Der Twitter-Präsident und die kühle Kanzlerin

Merkel trifft Trump: Diese Reibungspunkte gibt es

Berlin - Am Dienstag trifft Kanzlerin Angela Merkel auf US-Präsident Trump. Unterschiedlicher könnten zwei Regierungschefs kaum sein. Reibungspunkte gibt es einige.

Es ist die erstmalige Begegnung zweier Staatenlenker, die unterschiedlicher kaum sein könnten: Am Dienstag ist Bundeskanzlerin Angela Merkel (CDU) zu Besuch bei US-Präsident Donald Trump. Ein vertrauensvolles Arbeitsverhältnis wird sich nicht so leicht herstellen lassen.

Nicht nur politisch, auch charakterlich klaffen Welten zwischen dem aufbrausenden Populisten und der nüchternen Pragmatikerin. Dass Trump die Kanzlerin regelmäßig zum Objekt seiner Polemik gemacht hat, erschwert die Annäherung. Merkel ließ die Angriffe zwar an sich abperlen, machte aber aus ihrer kritischen Distanz zum US-Präsidenten keinen Hehl.

Schon im Wahlkampf attackierte Trump Merkel

Trump hatte die Kanzlerin schon in der Frühphase seiner Wahlkampagne auf dem Kieker. Den geltungsbedürftigen Immobilienmilliardär wurmte, dass Merkel und nicht er selbst vom "Time"-Magazin zur "Persönlichkeit des Jahres" 2015 gekürt worden war. "Ich glaube, sie haben die Person ausgewählt, die Deutschland wirklich enormen Schaden zugefügt hat." Damit meinte er Merkels Flüchtlingspolitik.

> **Die Aufgabe**: Schreibe den Text über das erste Treffen von Merkel und Trump im Anschluss an seinen letzten Satz weiter.

> **Daten**:
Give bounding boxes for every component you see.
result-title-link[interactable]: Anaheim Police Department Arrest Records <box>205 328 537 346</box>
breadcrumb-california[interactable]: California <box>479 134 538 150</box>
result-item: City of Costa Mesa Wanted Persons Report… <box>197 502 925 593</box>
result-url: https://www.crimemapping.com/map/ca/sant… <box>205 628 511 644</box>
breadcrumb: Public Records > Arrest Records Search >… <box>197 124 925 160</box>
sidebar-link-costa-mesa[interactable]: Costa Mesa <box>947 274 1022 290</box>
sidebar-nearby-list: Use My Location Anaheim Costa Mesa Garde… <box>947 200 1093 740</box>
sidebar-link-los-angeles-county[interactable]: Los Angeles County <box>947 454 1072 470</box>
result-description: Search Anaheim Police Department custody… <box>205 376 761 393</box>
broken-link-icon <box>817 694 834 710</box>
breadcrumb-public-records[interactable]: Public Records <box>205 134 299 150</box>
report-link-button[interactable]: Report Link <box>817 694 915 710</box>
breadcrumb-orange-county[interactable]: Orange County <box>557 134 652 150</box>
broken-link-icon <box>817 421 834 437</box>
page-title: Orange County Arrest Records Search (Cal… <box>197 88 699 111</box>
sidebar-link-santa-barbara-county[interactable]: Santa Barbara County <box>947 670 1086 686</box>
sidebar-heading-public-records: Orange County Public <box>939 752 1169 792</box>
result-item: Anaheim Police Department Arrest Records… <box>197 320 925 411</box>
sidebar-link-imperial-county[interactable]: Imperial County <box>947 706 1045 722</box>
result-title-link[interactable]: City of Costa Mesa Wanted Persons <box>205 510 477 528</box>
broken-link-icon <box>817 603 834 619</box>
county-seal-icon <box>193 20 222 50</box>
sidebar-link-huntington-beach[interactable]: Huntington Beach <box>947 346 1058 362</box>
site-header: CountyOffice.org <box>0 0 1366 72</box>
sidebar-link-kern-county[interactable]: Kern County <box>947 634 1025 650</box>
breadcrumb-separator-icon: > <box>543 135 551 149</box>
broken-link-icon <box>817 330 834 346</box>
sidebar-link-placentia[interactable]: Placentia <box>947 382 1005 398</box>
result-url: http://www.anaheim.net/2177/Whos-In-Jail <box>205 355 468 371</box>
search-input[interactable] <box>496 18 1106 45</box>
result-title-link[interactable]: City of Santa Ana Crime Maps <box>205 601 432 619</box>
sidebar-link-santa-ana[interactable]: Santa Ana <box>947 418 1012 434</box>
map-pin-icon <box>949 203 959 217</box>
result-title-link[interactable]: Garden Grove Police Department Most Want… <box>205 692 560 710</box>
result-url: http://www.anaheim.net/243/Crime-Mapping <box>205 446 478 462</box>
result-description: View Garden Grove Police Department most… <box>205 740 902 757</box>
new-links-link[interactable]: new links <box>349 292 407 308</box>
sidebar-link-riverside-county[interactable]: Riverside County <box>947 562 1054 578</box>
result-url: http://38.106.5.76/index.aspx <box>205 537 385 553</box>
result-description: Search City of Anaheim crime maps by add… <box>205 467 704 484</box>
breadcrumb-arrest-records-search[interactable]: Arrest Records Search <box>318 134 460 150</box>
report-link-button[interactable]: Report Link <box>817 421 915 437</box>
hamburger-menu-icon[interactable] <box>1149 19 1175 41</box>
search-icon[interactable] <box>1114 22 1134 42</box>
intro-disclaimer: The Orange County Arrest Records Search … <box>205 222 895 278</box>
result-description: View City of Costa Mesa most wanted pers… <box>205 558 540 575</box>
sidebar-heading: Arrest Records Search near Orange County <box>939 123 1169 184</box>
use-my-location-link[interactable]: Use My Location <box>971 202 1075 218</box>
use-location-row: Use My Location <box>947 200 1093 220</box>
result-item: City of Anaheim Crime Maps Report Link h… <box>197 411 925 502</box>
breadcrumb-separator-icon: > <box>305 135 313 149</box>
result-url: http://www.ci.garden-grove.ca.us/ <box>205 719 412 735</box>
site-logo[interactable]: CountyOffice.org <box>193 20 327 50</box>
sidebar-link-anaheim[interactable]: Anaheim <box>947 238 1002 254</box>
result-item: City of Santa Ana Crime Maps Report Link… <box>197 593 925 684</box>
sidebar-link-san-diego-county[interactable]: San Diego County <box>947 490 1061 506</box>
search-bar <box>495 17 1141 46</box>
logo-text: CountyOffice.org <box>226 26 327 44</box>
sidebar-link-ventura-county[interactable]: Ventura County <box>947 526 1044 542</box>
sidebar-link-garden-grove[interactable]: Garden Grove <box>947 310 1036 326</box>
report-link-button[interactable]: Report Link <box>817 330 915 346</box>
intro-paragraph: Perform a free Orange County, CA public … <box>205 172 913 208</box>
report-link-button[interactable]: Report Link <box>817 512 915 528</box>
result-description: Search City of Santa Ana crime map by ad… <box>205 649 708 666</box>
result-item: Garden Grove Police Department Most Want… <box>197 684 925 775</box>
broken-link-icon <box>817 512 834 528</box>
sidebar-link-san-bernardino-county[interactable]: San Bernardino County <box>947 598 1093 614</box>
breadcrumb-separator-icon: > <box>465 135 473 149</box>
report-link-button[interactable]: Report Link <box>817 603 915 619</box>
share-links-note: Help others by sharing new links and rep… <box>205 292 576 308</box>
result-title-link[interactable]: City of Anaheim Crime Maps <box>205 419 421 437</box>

> **Die Antwort**:
Trumps Tiraden gegen die Flüchtlingspolitik

Im Wahlkampf wurde Trump nicht müde, das von der Kanzlerin angeblich verschuldete "totale Desaster" anzuprangern. "Diese Frau" habe Millionen von Menschen ins Land gelassen, deren Integration "sehr, sehr schwierig und in manchen Fällen unmöglich" sei. Einmal sagte er sogar einen Aufstand gegen Merkel voraus: Die deutsche Bevölkerung werde sie am Ende "stürzen".

Trump erzählte, Freunde in Deutschland berichteten ihm seit 20 Jahren, was für ein großartiges Land zum Leben es sei. Einer dieser Freunde aber "verlasse das Land jetzt". Der Republikaner beschrieb Deutschland als einen Ort, an dem überall kriminelle und extremistische Flüchtlinge ihr Unwesen treiben würden. Die massive Zuwanderung habe die Kriminalität "auf ein Niveau steigen lassen, das niemand je erwartet hatte", behauptete er. Dabei verwies er auch auf die sexuellen Übergriffe der Silvesternacht in Köln.

Bis heute zieht Trump eine direkte Linie von Merkels Flüchtlingspolitik zur Terrorgefahr. Kurz vor Amtsantritt bezeichnete er in einem Interview den Berliner Weihnachtsmarktanschlag als Folge von Merkels "äußerst katastrophalem Fehler". Nach Amtsantritt nannte er in einer Rede erneut Deutschland mit anderen westeuropäischen Ländern als warnendes Beispiel für eine Politik, die "radikale islamische Terroristen" ins Land lasse.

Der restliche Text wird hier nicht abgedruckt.